# Exercise:
Each line of the material below should be reproduced exactly.

# Extracted records:
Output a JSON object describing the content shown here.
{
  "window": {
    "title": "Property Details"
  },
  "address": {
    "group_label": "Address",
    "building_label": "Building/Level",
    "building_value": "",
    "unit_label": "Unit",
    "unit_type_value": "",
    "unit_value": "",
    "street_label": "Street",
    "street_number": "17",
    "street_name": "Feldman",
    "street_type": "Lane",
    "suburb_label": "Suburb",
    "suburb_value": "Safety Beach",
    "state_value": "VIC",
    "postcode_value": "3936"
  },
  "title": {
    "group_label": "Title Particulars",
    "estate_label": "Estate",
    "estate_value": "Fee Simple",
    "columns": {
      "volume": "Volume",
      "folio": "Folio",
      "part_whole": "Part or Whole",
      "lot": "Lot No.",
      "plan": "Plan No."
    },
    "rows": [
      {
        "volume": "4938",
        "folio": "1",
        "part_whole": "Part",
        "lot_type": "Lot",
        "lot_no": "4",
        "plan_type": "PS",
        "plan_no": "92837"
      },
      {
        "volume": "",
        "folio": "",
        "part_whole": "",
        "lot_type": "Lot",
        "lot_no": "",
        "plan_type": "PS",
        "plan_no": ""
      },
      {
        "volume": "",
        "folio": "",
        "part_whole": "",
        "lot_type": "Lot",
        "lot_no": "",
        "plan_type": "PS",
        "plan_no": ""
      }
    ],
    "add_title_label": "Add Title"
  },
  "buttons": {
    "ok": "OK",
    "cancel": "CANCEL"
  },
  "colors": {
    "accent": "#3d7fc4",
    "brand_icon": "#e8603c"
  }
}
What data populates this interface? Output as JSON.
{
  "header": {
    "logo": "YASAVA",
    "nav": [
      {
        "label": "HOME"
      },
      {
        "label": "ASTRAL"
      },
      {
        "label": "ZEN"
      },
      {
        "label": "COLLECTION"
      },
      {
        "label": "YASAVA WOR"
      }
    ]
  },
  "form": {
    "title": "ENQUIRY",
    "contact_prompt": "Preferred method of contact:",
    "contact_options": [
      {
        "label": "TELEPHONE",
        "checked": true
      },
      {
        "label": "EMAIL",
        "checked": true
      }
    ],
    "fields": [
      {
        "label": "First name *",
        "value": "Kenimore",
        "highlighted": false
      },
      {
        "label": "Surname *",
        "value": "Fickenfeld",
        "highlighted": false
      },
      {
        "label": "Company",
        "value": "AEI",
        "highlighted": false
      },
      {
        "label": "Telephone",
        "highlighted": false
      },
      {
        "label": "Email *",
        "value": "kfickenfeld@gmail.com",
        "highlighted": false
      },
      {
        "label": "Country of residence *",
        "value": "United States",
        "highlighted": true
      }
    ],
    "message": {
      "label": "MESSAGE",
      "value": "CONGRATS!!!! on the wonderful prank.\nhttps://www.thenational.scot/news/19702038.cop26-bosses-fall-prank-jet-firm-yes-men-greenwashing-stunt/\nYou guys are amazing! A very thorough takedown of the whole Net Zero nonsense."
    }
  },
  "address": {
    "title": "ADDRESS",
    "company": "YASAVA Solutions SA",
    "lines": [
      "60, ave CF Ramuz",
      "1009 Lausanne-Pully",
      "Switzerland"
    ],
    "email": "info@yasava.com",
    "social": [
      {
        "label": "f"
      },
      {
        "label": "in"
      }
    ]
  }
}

# Correct response:
Output a JSON object describing the content shown here.
{
  "window": {
    "title": "Property Details"
  },
  "address": {
    "group_label": "Address",
    "building_label": "Building/Level",
    "building_value": "",
    "unit_label": "Unit",
    "unit_type_value": "",
    "unit_value": "",
    "street_label": "Street",
    "street_number": "17",
    "street_name": "Feldman",
    "street_type": "Lane",
    "suburb_label": "Suburb",
    "suburb_value": "Safety Beach",
    "state_value": "VIC",
    "postcode_value": "3936"
  },
  "title": {
    "group_label": "Title Particulars",
    "estate_label": "Estate",
    "estate_value": "Fee Simple",
    "columns": {
      "volume": "Volume",
      "folio": "Folio",
      "part_whole": "Part or Whole",
      "lot": "Lot No.",
      "plan": "Plan No."
    },
    "rows": [
      {
        "volume": "4938",
        "folio": "1",
        "part_whole": "Part",
        "lot_type": "Lot",
        "lot_no": "4",
        "plan_type": "PS",
        "plan_no": "92837"
      },
      {
        "volume": "",
        "folio": "",
        "part_whole": "",
        "lot_type": "Lot",
        "lot_no": "",
        "plan_type": "PS",
        "plan_no": ""
      },
      {
        "volume": "",
        "folio": "",
        "part_whole": "",
        "lot_type": "Lot",
        "lot_no": "",
        "plan_type": "PS",
        "plan_no": ""
      }
    ],
    "add_title_label": "Add Title"
  },
  "buttons": {
    "ok": "OK",
    "cancel": "CANCEL"
  },
  "colors": {
    "accent": "#3d7fc4",
    "brand_icon": "#e8603c"
  }
}
What data populates this interface? Output as JSON.
{
  "header": {
    "logo": "YASAVA",
    "nav": [
      {
        "label": "HOME"
      },
      {
        "label": "ASTRAL"
      },
      {
        "label": "ZEN"
      },
      {
        "label": "COLLECTION"
      },
      {
        "label": "YASAVA WOR"
      }
    ]
  },
  "form": {
    "title": "ENQUIRY",
    "contact_prompt": "Preferred method of contact:",
    "contact_options": [
      {
        "label": "TELEPHONE",
        "checked": true
      },
      {
        "label": "EMAIL",
        "checked": true
      }
    ],
    "fields": [
      {
        "label": "First name *",
        "value": "Kenimore",
        "highlighted": false
      },
      {
        "label": "Surname *",
        "value": "Fickenfeld",
        "highlighted": false
      },
      {
        "label": "Company",
        "value": "AEI",
        "highlighted": false
      },
      {
        "label": "Telephone",
        "highlighted": false
      },
      {
        "label": "Email *",
        "value": "kfickenfeld@gmail.com",
        "highlighted": false
      },
      {
        "label": "Country of residence *",
        "value": "United States",
        "highlighted": true
      }
    ],
    "message": {
      "label": "MESSAGE",
      "value": "CONGRATS!!!! on the wonderful prank.\nhttps://www.thenational.scot/news/19702038.cop26-bosses-fall-prank-jet-firm-yes-men-greenwashing-stunt/\nYou guys are amazing! A very thorough takedown of the whole Net Zero nonsense."
    }
  },
  "address": {
    "title": "ADDRESS",
    "company": "YASAVA Solutions SA",
    "lines": [
      "60, ave CF Ramuz",
      "1009 Lausanne-Pully",
      "Switzerland"
    ],
    "email": "info@yasava.com",
    "social": [
      {
        "label": "f"
      },
      {
        "label": "in"
      }
    ]
  }
}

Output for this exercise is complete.